WHAT IS REQUIRED —
Determine how many lines of the material hold the string "views" and reply with only that number.

MATERIAL TO PROCESS —

╔══

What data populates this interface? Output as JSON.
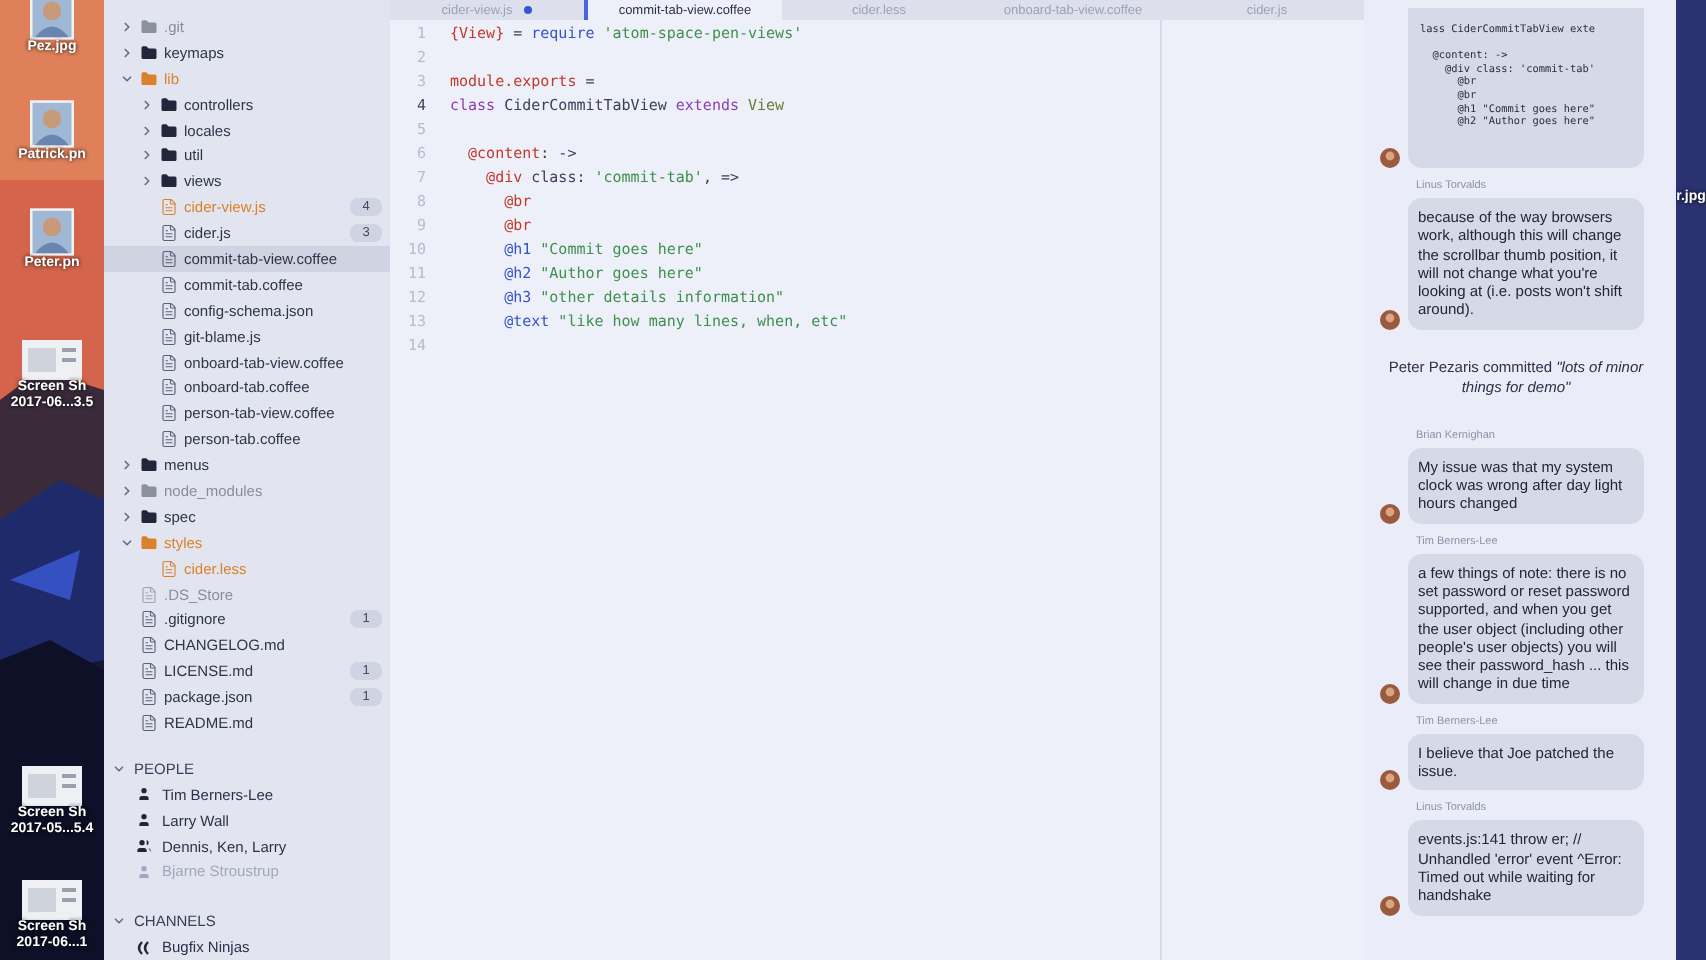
{
  "desktop_left": [
    {
      "lines": [
        "Pez.jpg"
      ]
    },
    {
      "lines": [
        "Patrick.pn"
      ]
    },
    {
      "lines": [
        "Peter.pn"
      ]
    },
    {
      "kind": "screenshot",
      "lines": [
        "Screen Sh",
        "2017-06...3.5"
      ]
    },
    {
      "kind": "screenshot",
      "lines": [
        "Screen Sh",
        "2017-05...5.4"
      ]
    },
    {
      "kind": "screenshot",
      "lines": [
        "Screen Sh",
        "2017-06...1"
      ]
    }
  ],
  "desktop_right": {
    "label": "r.jpg"
  },
  "tree": [
    {
      "name": ".git",
      "kind": "folder",
      "expanded": false,
      "modified": false,
      "ignored": true,
      "selected": false
    },
    {
      "name": "keymaps",
      "kind": "folder",
      "expanded": false,
      "modified": false,
      "ignored": false,
      "selected": false
    },
    {
      "name": "lib",
      "kind": "folder",
      "expanded": true,
      "modified": true,
      "ignored": false,
      "selected": false,
      "children": [
        {
          "name": "controllers",
          "kind": "folder",
          "expanded": false,
          "modified": false,
          "ignored": false,
          "selected": false
        },
        {
          "name": "locales",
          "kind": "folder",
          "expanded": false,
          "modified": false,
          "ignored": false,
          "selected": false
        },
        {
          "name": "util",
          "kind": "folder",
          "expanded": false,
          "modified": false,
          "ignored": false,
          "selected": false
        },
        {
          "name": "views",
          "kind": "folder",
          "expanded": false,
          "modified": false,
          "ignored": false,
          "selected": false
        },
        {
          "name": "cider-view.js",
          "kind": "file",
          "modified": true,
          "ignored": false,
          "badge": "4",
          "selected": false
        },
        {
          "name": "cider.js",
          "kind": "file",
          "modified": false,
          "ignored": false,
          "badge": "3",
          "selected": false
        },
        {
          "name": "commit-tab-view.coffee",
          "kind": "file",
          "modified": false,
          "ignored": false,
          "selected": true
        },
        {
          "name": "commit-tab.coffee",
          "kind": "file",
          "modified": false,
          "ignored": false,
          "selected": false
        },
        {
          "name": "config-schema.json",
          "kind": "file",
          "modified": false,
          "ignored": false,
          "selected": false
        },
        {
          "name": "git-blame.js",
          "kind": "file",
          "modified": false,
          "ignored": false,
          "selected": false
        },
        {
          "name": "onboard-tab-view.coffee",
          "kind": "file",
          "modified": false,
          "ignored": false,
          "selected": false
        },
        {
          "name": "onboard-tab.coffee",
          "kind": "file",
          "modified": false,
          "ignored": false,
          "selected": false
        },
        {
          "name": "person-tab-view.coffee",
          "kind": "file",
          "modified": false,
          "ignored": false,
          "selected": false
        },
        {
          "name": "person-tab.coffee",
          "kind": "file",
          "modified": false,
          "ignored": false,
          "selected": false
        }
      ]
    },
    {
      "name": "menus",
      "kind": "folder",
      "expanded": false,
      "modified": false,
      "ignored": false,
      "selected": false
    },
    {
      "name": "node_modules",
      "kind": "folder",
      "expanded": false,
      "modified": false,
      "ignored": true,
      "selected": false
    },
    {
      "name": "spec",
      "kind": "folder",
      "expanded": false,
      "modified": false,
      "ignored": false,
      "selected": false
    },
    {
      "name": "styles",
      "kind": "folder",
      "expanded": true,
      "modified": true,
      "ignored": false,
      "selected": false,
      "children": [
        {
          "name": "cider.less",
          "kind": "file",
          "modified": true,
          "ignored": false,
          "selected": false
        }
      ]
    },
    {
      "name": ".DS_Store",
      "kind": "file",
      "modified": false,
      "ignored": true,
      "selected": false
    },
    {
      "name": ".gitignore",
      "kind": "file",
      "modified": false,
      "ignored": false,
      "badge": "1",
      "selected": false
    },
    {
      "name": "CHANGELOG.md",
      "kind": "file",
      "modified": false,
      "ignored": false,
      "selected": false
    },
    {
      "name": "LICENSE.md",
      "kind": "file",
      "modified": false,
      "ignored": false,
      "badge": "1",
      "selected": false
    },
    {
      "name": "package.json",
      "kind": "file",
      "modified": false,
      "ignored": false,
      "badge": "1",
      "selected": false
    },
    {
      "name": "README.md",
      "kind": "file",
      "modified": false,
      "ignored": false,
      "selected": false
    }
  ],
  "people": {
    "title": "PEOPLE",
    "expanded": true,
    "items": [
      {
        "name": "Tim Berners-Lee",
        "kind": "person",
        "online": true
      },
      {
        "name": "Larry Wall",
        "kind": "person",
        "online": true
      },
      {
        "name": "Dennis, Ken, Larry",
        "kind": "group",
        "online": true
      },
      {
        "name": "Bjarne Stroustrup",
        "kind": "person",
        "online": false
      }
    ]
  },
  "channels": {
    "title": "CHANNELS",
    "expanded": true,
    "items": [
      {
        "name": "Bugfix Ninjas"
      }
    ]
  },
  "tabs": [
    {
      "label": "cider-view.js",
      "selected": false,
      "modified": true
    },
    {
      "label": "commit-tab-view.coffee",
      "selected": true,
      "modified": false
    },
    {
      "label": "cider.less",
      "selected": false,
      "modified": false
    },
    {
      "label": "onboard-tab-view.coffee",
      "selected": false,
      "modified": false
    },
    {
      "label": "cider.js",
      "selected": false,
      "modified": false
    }
  ],
  "code": [
    {
      "number": "1",
      "current": false,
      "tokens": [
        {
          "text": "{View}",
          "kind": "variable"
        },
        {
          "text": " = ",
          "kind": "plain"
        },
        {
          "text": "require",
          "kind": "builtin"
        },
        {
          "text": " 'atom-space-pen-views'",
          "kind": "string"
        }
      ]
    },
    {
      "number": "2",
      "current": false
    },
    {
      "number": "3",
      "current": false,
      "tokens": [
        {
          "text": "module.exports",
          "kind": "variable"
        },
        {
          "text": " =",
          "kind": "plain"
        }
      ]
    },
    {
      "number": "4",
      "current": true,
      "tokens": [
        {
          "text": "class",
          "kind": "keyword"
        },
        {
          "text": " CiderCommitTabView ",
          "kind": "plain"
        },
        {
          "text": "extends",
          "kind": "keyword"
        },
        {
          "text": " View",
          "kind": "class"
        }
      ]
    },
    {
      "number": "5",
      "current": false
    },
    {
      "number": "6",
      "current": false,
      "tokens": [
        {
          "text": "  @content",
          "kind": "variable"
        },
        {
          "text": ": ->",
          "kind": "plain"
        }
      ]
    },
    {
      "number": "7",
      "current": false,
      "tokens": [
        {
          "text": "    @div",
          "kind": "variable"
        },
        {
          "text": " class: ",
          "kind": "plain"
        },
        {
          "text": "'commit-tab'",
          "kind": "string"
        },
        {
          "text": ", =>",
          "kind": "plain"
        }
      ]
    },
    {
      "number": "8",
      "current": false,
      "tokens": [
        {
          "text": "      @br",
          "kind": "variable"
        }
      ]
    },
    {
      "number": "9",
      "current": false,
      "tokens": [
        {
          "text": "      @br",
          "kind": "variable"
        }
      ]
    },
    {
      "number": "10",
      "current": false,
      "tokens": [
        {
          "text": "      @h1",
          "kind": "builtin"
        },
        {
          "text": " \"Commit goes here\"",
          "kind": "string"
        }
      ]
    },
    {
      "number": "11",
      "current": false,
      "tokens": [
        {
          "text": "      @h2",
          "kind": "builtin"
        },
        {
          "text": " \"Author goes here\"",
          "kind": "string"
        }
      ]
    },
    {
      "number": "12",
      "current": false,
      "tokens": [
        {
          "text": "      @h3",
          "kind": "builtin"
        },
        {
          "text": " \"other details information\"",
          "kind": "string"
        }
      ]
    },
    {
      "number": "13",
      "current": false,
      "tokens": [
        {
          "text": "      @text",
          "kind": "builtin"
        },
        {
          "text": " \"like how many lines, when, etc\"",
          "kind": "string"
        }
      ]
    },
    {
      "number": "14",
      "current": false
    }
  ],
  "chat": [
    {
      "kind": "code",
      "lines": [
        "lass CiderCommitTabView exte",
        "  @content: ->",
        "    @div class: 'commit-tab'",
        "      @br",
        "      @br",
        "      @h1 \"Commit goes here\"",
        "      @h2 \"Author goes here\""
      ]
    },
    {
      "kind": "message",
      "author": "Linus Torvalds",
      "text": "because of the way browsers work, although this will change the scrollbar thumb position, it will not change what you're looking at (i.e. posts won't shift around)."
    },
    {
      "kind": "commit",
      "text": "Peter Pezaris committed *\"lots of minor things for demo\"*"
    },
    {
      "kind": "message",
      "author": "Brian Kernighan",
      "text": "My issue was that my system clock was wrong after day light hours changed"
    },
    {
      "kind": "message",
      "author": "Tim Berners-Lee",
      "text": "a few things of note: there is no set password or reset password supported, and when you get the user object (including other people's user objects) you will see their password_hash ... this will change in due time"
    },
    {
      "kind": "message",
      "author": "Tim Berners-Lee",
      "text": "I believe that Joe patched the issue."
    },
    {
      "kind": "message",
      "author": "Linus Torvalds",
      "text": "events.js:141 throw er; // Unhandled 'error' event ^Error: Timed out while waiting for handshake"
    }
  ]
}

╚══

SOLUTION FOR THIS TASK —
2